Exercise details: Go through the listing and pick out each line with the word "icon" in it.
##########
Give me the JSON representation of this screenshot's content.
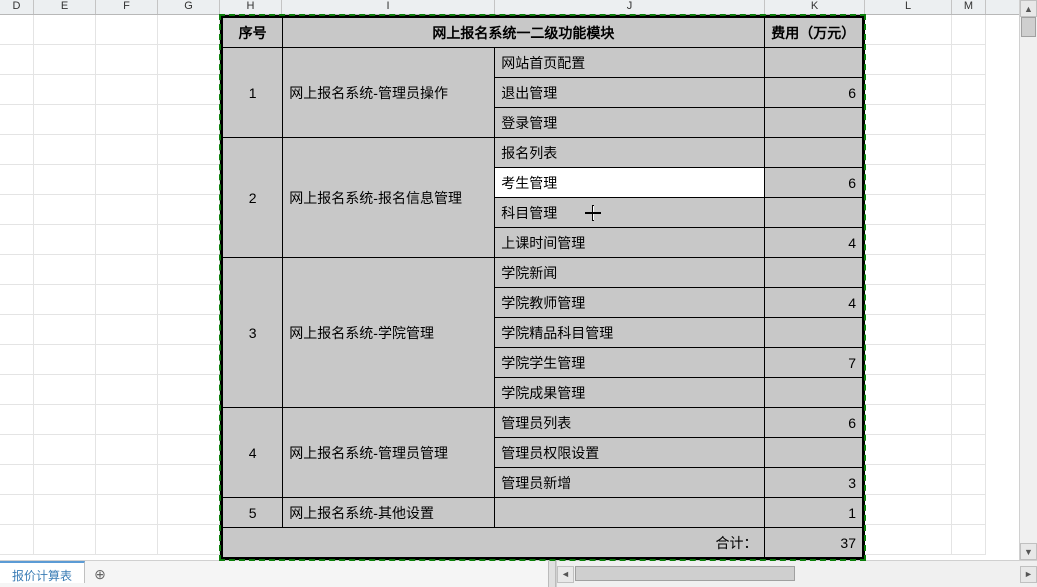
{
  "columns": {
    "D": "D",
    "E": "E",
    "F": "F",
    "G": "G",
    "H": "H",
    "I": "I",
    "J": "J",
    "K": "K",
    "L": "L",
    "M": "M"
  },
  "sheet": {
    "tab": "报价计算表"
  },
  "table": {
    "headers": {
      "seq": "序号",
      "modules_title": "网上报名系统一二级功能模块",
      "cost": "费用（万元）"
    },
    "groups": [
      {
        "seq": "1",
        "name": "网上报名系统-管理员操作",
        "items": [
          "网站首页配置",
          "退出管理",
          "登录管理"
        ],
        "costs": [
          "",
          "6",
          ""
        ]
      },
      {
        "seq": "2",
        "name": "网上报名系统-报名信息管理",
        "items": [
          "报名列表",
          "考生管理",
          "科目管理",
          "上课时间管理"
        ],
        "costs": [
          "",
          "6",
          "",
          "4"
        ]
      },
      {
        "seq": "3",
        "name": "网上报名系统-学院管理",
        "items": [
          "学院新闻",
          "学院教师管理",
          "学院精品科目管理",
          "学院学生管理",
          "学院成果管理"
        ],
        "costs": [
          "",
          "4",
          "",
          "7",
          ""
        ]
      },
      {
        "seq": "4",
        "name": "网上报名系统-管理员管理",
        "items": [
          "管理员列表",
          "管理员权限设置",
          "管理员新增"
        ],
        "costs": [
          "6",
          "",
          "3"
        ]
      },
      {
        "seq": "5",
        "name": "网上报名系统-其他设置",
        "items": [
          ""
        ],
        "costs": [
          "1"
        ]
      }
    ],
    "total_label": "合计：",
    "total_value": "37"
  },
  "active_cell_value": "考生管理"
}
##########
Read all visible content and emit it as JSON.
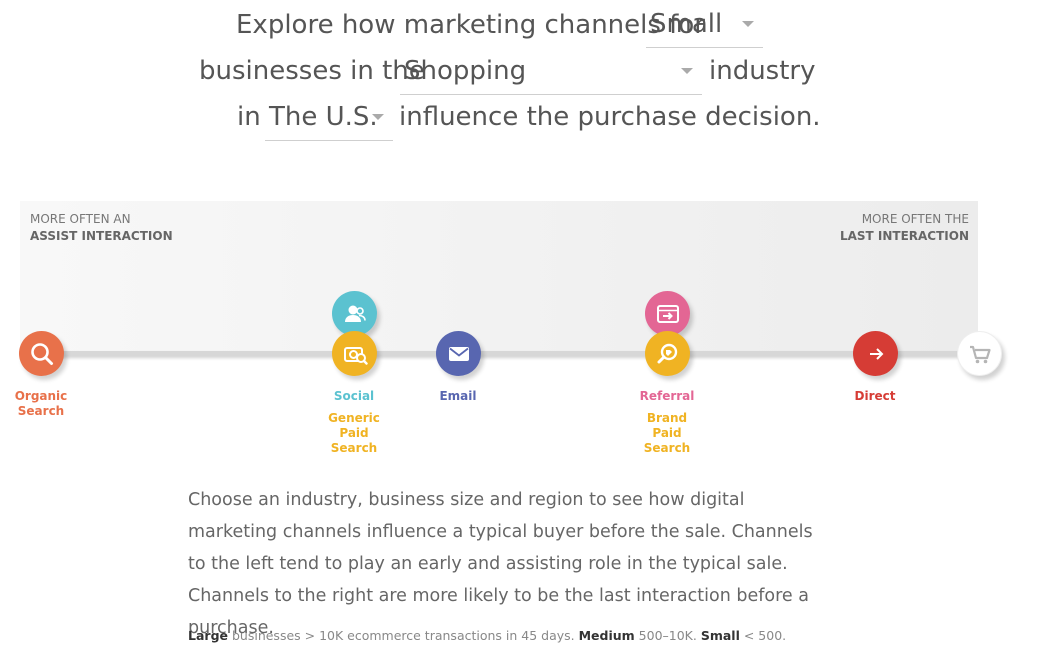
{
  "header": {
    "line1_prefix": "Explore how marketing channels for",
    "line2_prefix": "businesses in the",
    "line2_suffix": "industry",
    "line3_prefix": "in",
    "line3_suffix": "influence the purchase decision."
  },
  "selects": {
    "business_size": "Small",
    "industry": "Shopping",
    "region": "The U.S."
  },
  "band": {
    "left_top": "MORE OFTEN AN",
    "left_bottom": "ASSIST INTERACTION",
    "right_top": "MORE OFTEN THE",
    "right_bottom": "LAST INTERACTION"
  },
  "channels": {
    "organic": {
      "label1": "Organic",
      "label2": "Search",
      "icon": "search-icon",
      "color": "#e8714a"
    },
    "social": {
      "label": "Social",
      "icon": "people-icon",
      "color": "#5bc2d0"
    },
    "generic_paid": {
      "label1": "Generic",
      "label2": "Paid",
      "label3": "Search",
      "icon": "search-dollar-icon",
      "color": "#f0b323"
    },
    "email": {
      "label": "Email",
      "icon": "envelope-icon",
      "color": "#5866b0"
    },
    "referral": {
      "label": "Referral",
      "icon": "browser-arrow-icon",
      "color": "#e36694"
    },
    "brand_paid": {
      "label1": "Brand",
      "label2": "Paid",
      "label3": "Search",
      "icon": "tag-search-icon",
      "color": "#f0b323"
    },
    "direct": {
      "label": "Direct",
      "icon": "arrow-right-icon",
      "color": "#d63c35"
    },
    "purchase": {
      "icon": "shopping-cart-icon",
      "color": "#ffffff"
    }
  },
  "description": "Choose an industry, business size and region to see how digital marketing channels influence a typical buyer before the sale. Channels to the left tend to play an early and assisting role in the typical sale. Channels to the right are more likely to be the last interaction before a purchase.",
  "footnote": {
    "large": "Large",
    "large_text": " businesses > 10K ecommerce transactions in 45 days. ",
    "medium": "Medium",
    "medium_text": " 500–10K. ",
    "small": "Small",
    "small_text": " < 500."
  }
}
##########
Correct output:
      "icon": "search-icon",
      "icon": "people-icon",
      "icon": "search-dollar-icon",
      "icon": "envelope-icon",
      "icon": "browser-arrow-icon",
      "icon": "tag-search-icon",
      "icon": "arrow-right-icon",
      "icon": "shopping-cart-icon",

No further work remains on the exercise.